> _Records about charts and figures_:
--- --- ---
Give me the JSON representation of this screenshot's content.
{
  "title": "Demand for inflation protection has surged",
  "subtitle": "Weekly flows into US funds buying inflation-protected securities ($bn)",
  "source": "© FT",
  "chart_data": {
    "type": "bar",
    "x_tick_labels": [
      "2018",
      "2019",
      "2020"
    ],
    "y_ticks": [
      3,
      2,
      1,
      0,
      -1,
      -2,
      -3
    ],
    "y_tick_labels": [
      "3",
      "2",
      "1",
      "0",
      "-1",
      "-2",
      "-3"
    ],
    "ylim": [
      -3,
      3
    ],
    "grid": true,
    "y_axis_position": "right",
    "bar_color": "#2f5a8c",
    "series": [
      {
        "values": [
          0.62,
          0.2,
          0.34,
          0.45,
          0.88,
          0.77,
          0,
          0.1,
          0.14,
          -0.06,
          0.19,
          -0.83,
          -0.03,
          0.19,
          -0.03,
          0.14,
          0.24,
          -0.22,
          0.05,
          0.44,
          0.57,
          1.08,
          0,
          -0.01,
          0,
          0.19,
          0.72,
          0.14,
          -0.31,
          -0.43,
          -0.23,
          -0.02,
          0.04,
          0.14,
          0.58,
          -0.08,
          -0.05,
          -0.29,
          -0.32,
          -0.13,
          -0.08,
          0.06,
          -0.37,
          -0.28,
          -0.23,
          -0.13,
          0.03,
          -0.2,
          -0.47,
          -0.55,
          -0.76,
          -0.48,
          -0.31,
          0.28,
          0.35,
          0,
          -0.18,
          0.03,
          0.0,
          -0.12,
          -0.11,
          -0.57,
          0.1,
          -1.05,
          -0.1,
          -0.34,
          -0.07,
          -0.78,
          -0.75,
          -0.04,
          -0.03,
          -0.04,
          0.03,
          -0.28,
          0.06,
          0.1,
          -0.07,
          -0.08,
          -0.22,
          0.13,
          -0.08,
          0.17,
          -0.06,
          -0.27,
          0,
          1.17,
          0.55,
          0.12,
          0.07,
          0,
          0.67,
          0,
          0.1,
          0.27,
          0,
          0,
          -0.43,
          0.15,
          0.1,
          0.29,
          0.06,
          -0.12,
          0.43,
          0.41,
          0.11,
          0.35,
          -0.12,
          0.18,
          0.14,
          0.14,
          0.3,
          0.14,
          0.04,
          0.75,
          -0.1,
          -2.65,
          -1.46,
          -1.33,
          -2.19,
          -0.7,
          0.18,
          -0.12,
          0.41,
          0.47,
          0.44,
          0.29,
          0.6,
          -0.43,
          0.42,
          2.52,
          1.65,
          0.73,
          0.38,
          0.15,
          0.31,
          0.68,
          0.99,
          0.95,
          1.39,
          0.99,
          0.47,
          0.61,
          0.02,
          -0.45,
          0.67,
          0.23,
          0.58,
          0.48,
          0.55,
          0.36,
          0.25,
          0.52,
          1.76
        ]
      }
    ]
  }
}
--- --- ---
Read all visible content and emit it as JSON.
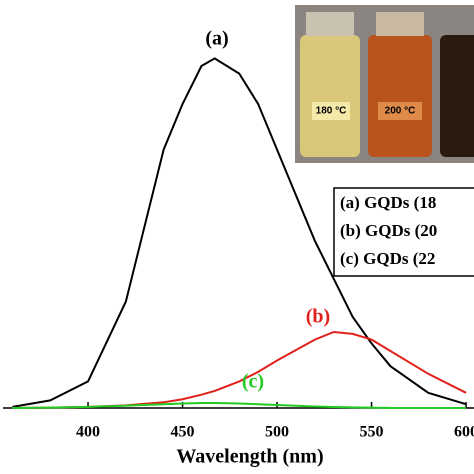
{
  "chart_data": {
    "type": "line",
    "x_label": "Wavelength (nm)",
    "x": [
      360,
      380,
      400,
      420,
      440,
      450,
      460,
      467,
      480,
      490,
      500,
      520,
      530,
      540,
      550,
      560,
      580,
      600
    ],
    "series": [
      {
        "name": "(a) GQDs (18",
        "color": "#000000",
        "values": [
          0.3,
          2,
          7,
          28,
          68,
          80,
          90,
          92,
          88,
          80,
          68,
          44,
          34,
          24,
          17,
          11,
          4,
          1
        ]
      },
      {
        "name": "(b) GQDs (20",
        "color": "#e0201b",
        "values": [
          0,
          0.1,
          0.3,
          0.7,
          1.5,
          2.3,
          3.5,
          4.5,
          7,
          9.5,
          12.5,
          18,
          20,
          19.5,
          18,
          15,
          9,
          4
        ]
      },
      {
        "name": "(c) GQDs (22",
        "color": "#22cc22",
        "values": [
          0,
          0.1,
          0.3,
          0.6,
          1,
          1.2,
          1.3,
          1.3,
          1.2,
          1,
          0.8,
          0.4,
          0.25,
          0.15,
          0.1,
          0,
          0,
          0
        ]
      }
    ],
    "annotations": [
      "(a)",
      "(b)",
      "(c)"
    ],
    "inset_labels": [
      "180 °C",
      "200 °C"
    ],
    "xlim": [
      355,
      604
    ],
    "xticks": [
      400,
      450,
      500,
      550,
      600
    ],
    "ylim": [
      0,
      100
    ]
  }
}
--- --- ---
> _What you have to do_:
Among the lines of the material, find those that hold the word "name" and copy them.

> _Output of the exercise_:
        "name": "(a) GQDs (18",
        "name": "(b) GQDs (20",
        "name": "(c) GQDs (22",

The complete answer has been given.